**Quoted passage**
********************

Yes, a new devcoredump device will not be created until the previous one 
is consumed or times out but here I am trying to limit even the DPU 
snapshot capture because DPU register space is really huge and the rate 
at which smmu faults occur is quite fast that its causing instability 
while snapshots are being captured.

> What I'd suggest would be more useful is to limit the devcores to once
> per atomic update, ie. if display state hasn't changed, maybe an
> additional devcore isn't useful
> 
> BR,
> -R
> 

By display state change, do you mean like the checks we have in 
drm_atomic_crtc_needs_modeset()?

OR do you mean we need to cache the previous (currently picked up by hw) 
state and trigger a new devcores if the new state is different by 
comparing more things?

This will help to reduce the snapshots to unique frame updates but I do 
not think it will reduce the rate enough for the case where DPU did not 
recover from the previous fault.

>>
>>>
>>> Signed-off-by: Abhinav Kumar <quic_abhinavk@quicinc.com>
>>> ---
>>>   drivers/gpu/drm/msm/msm_kms.c | 6 +++++-
>>>   drivers/gpu/drm/msm/msm_kms.h | 3 +++
>>>   2 files changed, 8 insertions(+), 1 deletion(-)
>>>
>>> diff --git a/drivers/gpu/drm/msm/msm_kms.c b/drivers/gpu/drm/msm/msm_kms.c
>>> index d5d3117259cf..90a333920c01 100644
>>> --- a/drivers/gpu/drm/msm/msm_kms.c
>>> +++ b/drivers/gpu/drm/msm/msm_kms.c
>>> @@ -168,7 +168,10 @@ static int msm_kms_fault_handler(void *arg, unsigned long iova, int flags, void
>>>   {
>>>        struct msm_kms *kms = arg;
>>>
>>> -     msm_disp_snapshot_state(kms->dev);
>>> +     if (!kms->fault_snapshot_capture) {
>>> +             msm_disp_snapshot_state(kms->dev);
>>> +             kms->fault_snapshot_capture++;
>>
>> When is it decremented?

********************

**The request**
Reproduce the part of the DPU snapshot discussion above that starts with "Yes, a new devcoredump" and goes on through "are being captured.".

**Recorded data**
********************

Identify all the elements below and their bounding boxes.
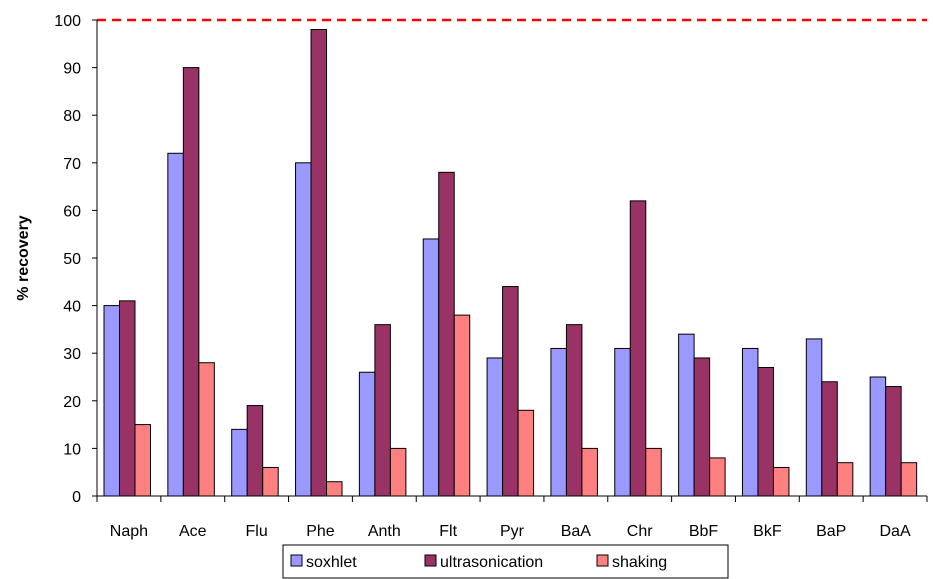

********************

**Task result**
Yes, a new devcoredump device will not be created until the previous one 
is consumed or times out but here I am trying to limit even the DPU 
snapshot capture because DPU register space is really huge and the rate 
at which smmu faults occur is quite fast that its causing instability 
while snapshots are being captured.